--- START OF Supplied records ---
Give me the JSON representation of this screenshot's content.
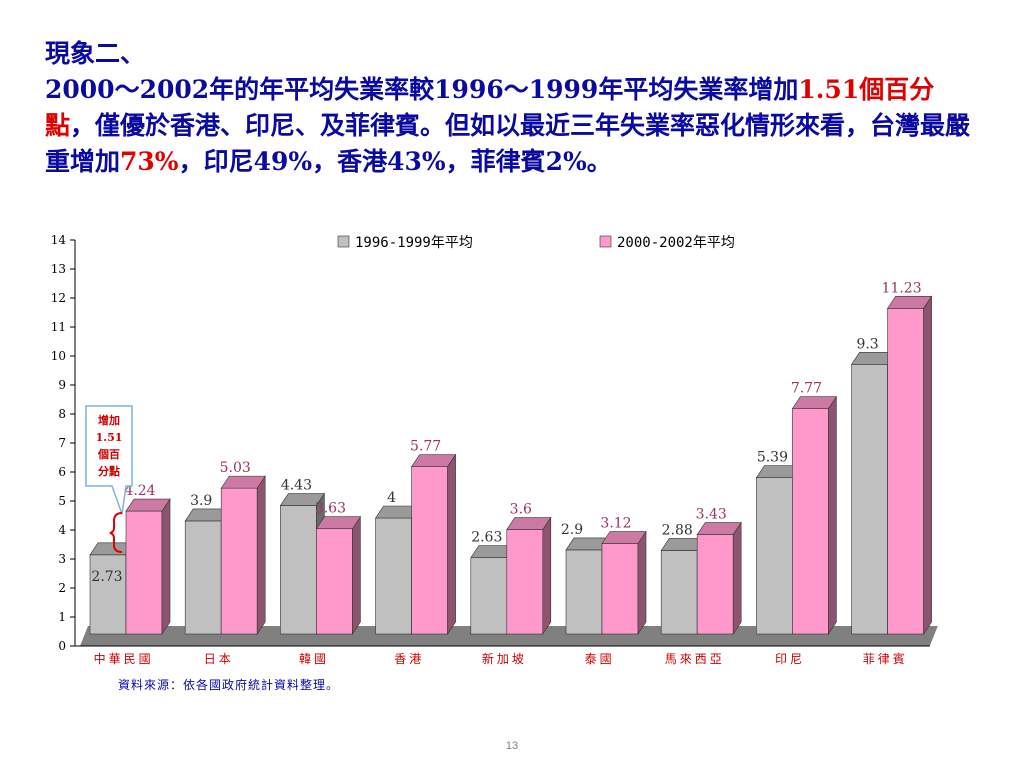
{
  "slide": {
    "heading_line1": "現象二、",
    "heading_seg1": "2000～2002年的年平均失業率較1996～1999年平均失業率增加",
    "heading_hl1": "1.51個百分點",
    "heading_seg2": "，僅優於香港、印尼、及菲律賓。但如以最近三年失業率惡化情形來看，台灣最嚴重增加",
    "heading_hl2": "73%",
    "heading_seg3": "，印尼49%，香港43%，菲律賓2%。",
    "source_note": "資料來源：依各國政府統計資料整理。",
    "page_number": "13"
  },
  "callout": {
    "lines": [
      "增加",
      "1.51",
      "個百",
      "分點"
    ]
  },
  "colors": {
    "series1": "#c0c0c0",
    "series2": "#ff99cc",
    "label1": "#333333",
    "label2": "#993366",
    "category": "#cc0000",
    "floor": "#808080",
    "heading": "#0a0aa0"
  },
  "chart_data": {
    "type": "bar",
    "categories": [
      "中華民國",
      "日本",
      "韓國",
      "香港",
      "新加坡",
      "泰國",
      "馬來西亞",
      "印尼",
      "菲律賓"
    ],
    "series": [
      {
        "name": "1996-1999年平均",
        "values": [
          2.73,
          3.9,
          4.43,
          4,
          2.63,
          2.9,
          2.88,
          5.39,
          9.3
        ]
      },
      {
        "name": "2000-2002年平均",
        "values": [
          4.24,
          5.03,
          3.63,
          5.77,
          3.6,
          3.12,
          3.43,
          7.77,
          11.23
        ]
      }
    ],
    "ylim": [
      0,
      14
    ],
    "yticks": [
      0,
      1,
      2,
      3,
      4,
      5,
      6,
      7,
      8,
      9,
      10,
      11,
      12,
      13,
      14
    ],
    "legend_position": "top",
    "style": "3d-clustered-column",
    "grid": false
  }
}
--- END OF Supplied records ---
Without the pictures, transcribe the listing above exactly.

[Result of this task]:
Give me the JSON representation of this screenshot's content.
{
  "slide": {
    "heading_line1": "現象二、",
    "heading_seg1": "2000～2002年的年平均失業率較1996～1999年平均失業率增加",
    "heading_hl1": "1.51個百分點",
    "heading_seg2": "，僅優於香港、印尼、及菲律賓。但如以最近三年失業率惡化情形來看，台灣最嚴重增加",
    "heading_hl2": "73%",
    "heading_seg3": "，印尼49%，香港43%，菲律賓2%。",
    "source_note": "資料來源：依各國政府統計資料整理。",
    "page_number": "13"
  },
  "callout": {
    "lines": [
      "增加",
      "1.51",
      "個百",
      "分點"
    ]
  },
  "colors": {
    "series1": "#c0c0c0",
    "series2": "#ff99cc",
    "label1": "#333333",
    "label2": "#993366",
    "category": "#cc0000",
    "floor": "#808080",
    "heading": "#0a0aa0"
  },
  "chart_data": {
    "type": "bar",
    "categories": [
      "中華民國",
      "日本",
      "韓國",
      "香港",
      "新加坡",
      "泰國",
      "馬來西亞",
      "印尼",
      "菲律賓"
    ],
    "series": [
      {
        "name": "1996-1999年平均",
        "values": [
          2.73,
          3.9,
          4.43,
          4,
          2.63,
          2.9,
          2.88,
          5.39,
          9.3
        ]
      },
      {
        "name": "2000-2002年平均",
        "values": [
          4.24,
          5.03,
          3.63,
          5.77,
          3.6,
          3.12,
          3.43,
          7.77,
          11.23
        ]
      }
    ],
    "ylim": [
      0,
      14
    ],
    "yticks": [
      0,
      1,
      2,
      3,
      4,
      5,
      6,
      7,
      8,
      9,
      10,
      11,
      12,
      13,
      14
    ],
    "legend_position": "top",
    "style": "3d-clustered-column",
    "grid": false
  }
}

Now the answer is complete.